● **TO DO**
Print all records exactly, leaving nothing out.

● **Stored data**
# # # # #

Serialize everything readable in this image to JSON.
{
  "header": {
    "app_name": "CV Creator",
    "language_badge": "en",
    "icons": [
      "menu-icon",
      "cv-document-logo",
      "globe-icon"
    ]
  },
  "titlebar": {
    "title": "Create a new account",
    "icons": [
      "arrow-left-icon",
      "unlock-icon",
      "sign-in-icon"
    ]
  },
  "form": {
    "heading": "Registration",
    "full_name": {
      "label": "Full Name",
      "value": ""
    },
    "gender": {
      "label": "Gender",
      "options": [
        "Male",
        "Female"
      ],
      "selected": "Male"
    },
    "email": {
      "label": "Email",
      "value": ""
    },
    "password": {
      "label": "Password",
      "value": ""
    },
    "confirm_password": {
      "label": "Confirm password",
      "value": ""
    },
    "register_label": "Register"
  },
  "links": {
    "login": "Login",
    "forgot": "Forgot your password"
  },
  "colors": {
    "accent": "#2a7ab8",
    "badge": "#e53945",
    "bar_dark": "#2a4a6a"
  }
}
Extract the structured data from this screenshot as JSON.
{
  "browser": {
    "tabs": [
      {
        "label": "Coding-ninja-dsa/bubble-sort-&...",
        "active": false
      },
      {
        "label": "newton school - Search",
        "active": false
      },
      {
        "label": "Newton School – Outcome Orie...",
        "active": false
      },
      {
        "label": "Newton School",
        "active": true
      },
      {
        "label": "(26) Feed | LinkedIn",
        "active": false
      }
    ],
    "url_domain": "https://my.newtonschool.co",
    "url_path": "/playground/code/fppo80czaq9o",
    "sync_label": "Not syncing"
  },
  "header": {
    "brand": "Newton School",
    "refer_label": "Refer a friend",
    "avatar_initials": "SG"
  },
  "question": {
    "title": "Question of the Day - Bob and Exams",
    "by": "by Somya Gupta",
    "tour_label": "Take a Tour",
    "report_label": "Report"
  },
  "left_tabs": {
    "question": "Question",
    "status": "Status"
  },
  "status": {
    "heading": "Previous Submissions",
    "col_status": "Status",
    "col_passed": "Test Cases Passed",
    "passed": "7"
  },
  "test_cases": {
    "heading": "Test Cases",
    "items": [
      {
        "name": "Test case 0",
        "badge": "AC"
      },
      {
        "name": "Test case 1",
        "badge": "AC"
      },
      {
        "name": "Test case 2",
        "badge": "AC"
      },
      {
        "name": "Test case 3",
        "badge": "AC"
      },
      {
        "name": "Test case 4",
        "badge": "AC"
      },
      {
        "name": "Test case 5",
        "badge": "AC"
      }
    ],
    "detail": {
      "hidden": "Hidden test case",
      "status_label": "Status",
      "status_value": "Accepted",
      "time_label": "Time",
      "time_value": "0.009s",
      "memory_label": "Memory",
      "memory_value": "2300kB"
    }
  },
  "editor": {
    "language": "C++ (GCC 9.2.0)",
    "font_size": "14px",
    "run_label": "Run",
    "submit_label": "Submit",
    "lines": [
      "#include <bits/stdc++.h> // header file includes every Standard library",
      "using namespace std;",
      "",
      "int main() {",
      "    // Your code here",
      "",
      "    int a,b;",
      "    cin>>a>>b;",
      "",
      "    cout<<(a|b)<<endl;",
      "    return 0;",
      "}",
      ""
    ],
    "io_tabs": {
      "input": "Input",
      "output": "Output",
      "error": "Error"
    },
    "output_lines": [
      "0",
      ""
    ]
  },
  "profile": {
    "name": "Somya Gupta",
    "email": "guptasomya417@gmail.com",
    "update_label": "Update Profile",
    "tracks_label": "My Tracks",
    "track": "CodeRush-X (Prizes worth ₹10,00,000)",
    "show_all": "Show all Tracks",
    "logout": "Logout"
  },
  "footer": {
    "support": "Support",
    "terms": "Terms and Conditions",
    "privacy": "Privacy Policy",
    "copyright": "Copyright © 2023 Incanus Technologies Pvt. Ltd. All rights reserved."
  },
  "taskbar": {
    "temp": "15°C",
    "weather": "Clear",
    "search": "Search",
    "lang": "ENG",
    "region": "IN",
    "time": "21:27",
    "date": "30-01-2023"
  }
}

# # # # #

● **ANSWER TO THIS PROBLEM**
Serialize everything readable in this image to JSON.
{
  "header": {
    "app_name": "CV Creator",
    "language_badge": "en",
    "icons": [
      "menu-icon",
      "cv-document-logo",
      "globe-icon"
    ]
  },
  "titlebar": {
    "title": "Create a new account",
    "icons": [
      "arrow-left-icon",
      "unlock-icon",
      "sign-in-icon"
    ]
  },
  "form": {
    "heading": "Registration",
    "full_name": {
      "label": "Full Name",
      "value": ""
    },
    "gender": {
      "label": "Gender",
      "options": [
        "Male",
        "Female"
      ],
      "selected": "Male"
    },
    "email": {
      "label": "Email",
      "value": ""
    },
    "password": {
      "label": "Password",
      "value": ""
    },
    "confirm_password": {
      "label": "Confirm password",
      "value": ""
    },
    "register_label": "Register"
  },
  "links": {
    "login": "Login",
    "forgot": "Forgot your password"
  },
  "colors": {
    "accent": "#2a7ab8",
    "badge": "#e53945",
    "bar_dark": "#2a4a6a"
  }
}
Extract the structured data from this screenshot as JSON.
{
  "browser": {
    "tabs": [
      {
        "label": "Coding-ninja-dsa/bubble-sort-&...",
        "active": false
      },
      {
        "label": "newton school - Search",
        "active": false
      },
      {
        "label": "Newton School – Outcome Orie...",
        "active": false
      },
      {
        "label": "Newton School",
        "active": true
      },
      {
        "label": "(26) Feed | LinkedIn",
        "active": false
      }
    ],
    "url_domain": "https://my.newtonschool.co",
    "url_path": "/playground/code/fppo80czaq9o",
    "sync_label": "Not syncing"
  },
  "header": {
    "brand": "Newton School",
    "refer_label": "Refer a friend",
    "avatar_initials": "SG"
  },
  "question": {
    "title": "Question of the Day - Bob and Exams",
    "by": "by Somya Gupta",
    "tour_label": "Take a Tour",
    "report_label": "Report"
  },
  "left_tabs": {
    "question": "Question",
    "status": "Status"
  },
  "status": {
    "heading": "Previous Submissions",
    "col_status": "Status",
    "col_passed": "Test Cases Passed",
    "passed": "7"
  },
  "test_cases": {
    "heading": "Test Cases",
    "items": [
      {
        "name": "Test case 0",
        "badge": "AC"
      },
      {
        "name": "Test case 1",
        "badge": "AC"
      },
      {
        "name": "Test case 2",
        "badge": "AC"
      },
      {
        "name": "Test case 3",
        "badge": "AC"
      },
      {
        "name": "Test case 4",
        "badge": "AC"
      },
      {
        "name": "Test case 5",
        "badge": "AC"
      }
    ],
    "detail": {
      "hidden": "Hidden test case",
      "status_label": "Status",
      "status_value": "Accepted",
      "time_label": "Time",
      "time_value": "0.009s",
      "memory_label": "Memory",
      "memory_value": "2300kB"
    }
  },
  "editor": {
    "language": "C++ (GCC 9.2.0)",
    "font_size": "14px",
    "run_label": "Run",
    "submit_label": "Submit",
    "lines": [
      "#include <bits/stdc++.h> // header file includes every Standard library",
      "using namespace std;",
      "",
      "int main() {",
      "    // Your code here",
      "",
      "    int a,b;",
      "    cin>>a>>b;",
      "",
      "    cout<<(a|b)<<endl;",
      "    return 0;",
      "}",
      ""
    ],
    "io_tabs": {
      "input": "Input",
      "output": "Output",
      "error": "Error"
    },
    "output_lines": [
      "0",
      ""
    ]
  },
  "profile": {
    "name": "Somya Gupta",
    "email": "guptasomya417@gmail.com",
    "update_label": "Update Profile",
    "tracks_label": "My Tracks",
    "track": "CodeRush-X (Prizes worth ₹10,00,000)",
    "show_all": "Show all Tracks",
    "logout": "Logout"
  },
  "footer": {
    "support": "Support",
    "terms": "Terms and Conditions",
    "privacy": "Privacy Policy",
    "copyright": "Copyright © 2023 Incanus Technologies Pvt. Ltd. All rights reserved."
  },
  "taskbar": {
    "temp": "15°C",
    "weather": "Clear",
    "search": "Search",
    "lang": "ENG",
    "region": "IN",
    "time": "21:27",
    "date": "30-01-2023"
  }
}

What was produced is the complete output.